_Problem statement_:
Every record must be transcribed in its entirety, apart from the images, which are to be omitted.

(Data tied to figure images)
-- BEGIN --

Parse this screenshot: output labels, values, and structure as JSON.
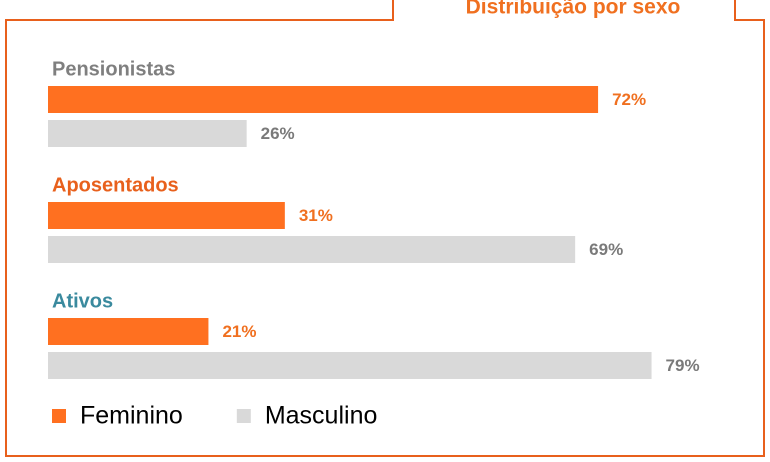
{
  "chart_data": {
    "type": "bar",
    "orientation": "horizontal",
    "title": "Distribuição por sexo",
    "categories": [
      "Pensionistas",
      "Aposentados",
      "Ativos"
    ],
    "category_colors": [
      "#7f7f7f",
      "#e8601c",
      "#3a8a9e"
    ],
    "series": [
      {
        "name": "Feminino",
        "color": "#ff7020",
        "label_color": "#f07020",
        "values": [
          72,
          31,
          21
        ],
        "value_labels": [
          "72%",
          "31%",
          "21%"
        ]
      },
      {
        "name": "Masculino",
        "color": "#d9d9d9",
        "label_color": "#7a7a7a",
        "values": [
          26,
          69,
          79
        ],
        "value_labels": [
          "26%",
          "69%",
          "79%"
        ]
      }
    ],
    "legend": "bottom-left"
  }
}
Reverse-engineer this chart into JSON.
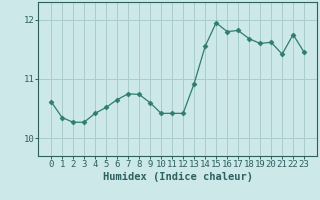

-- END --

_In response_:
Parse this screenshot: output labels, values, and structure as JSON.
{
  "chart_data": {
    "type": "bar",
    "orientation": "horizontal",
    "title": "Distribuição por sexo",
    "categories": [
      "Pensionistas",
      "Aposentados",
      "Ativos"
    ],
    "category_colors": [
      "#7f7f7f",
      "#e8601c",
      "#3a8a9e"
    ],
    "series": [
      {
        "name": "Feminino",
        "color": "#ff7020",
        "label_color": "#f07020",
        "values": [
          72,
          31,
          21
        ],
        "value_labels": [
          "72%",
          "31%",
          "21%"
        ]
      },
      {
        "name": "Masculino",
        "color": "#d9d9d9",
        "label_color": "#7a7a7a",
        "values": [
          26,
          69,
          79
        ],
        "value_labels": [
          "26%",
          "69%",
          "79%"
        ]
      }
    ],
    "legend": "bottom-left"
  }
}
Reverse-engineer this chart into JSON.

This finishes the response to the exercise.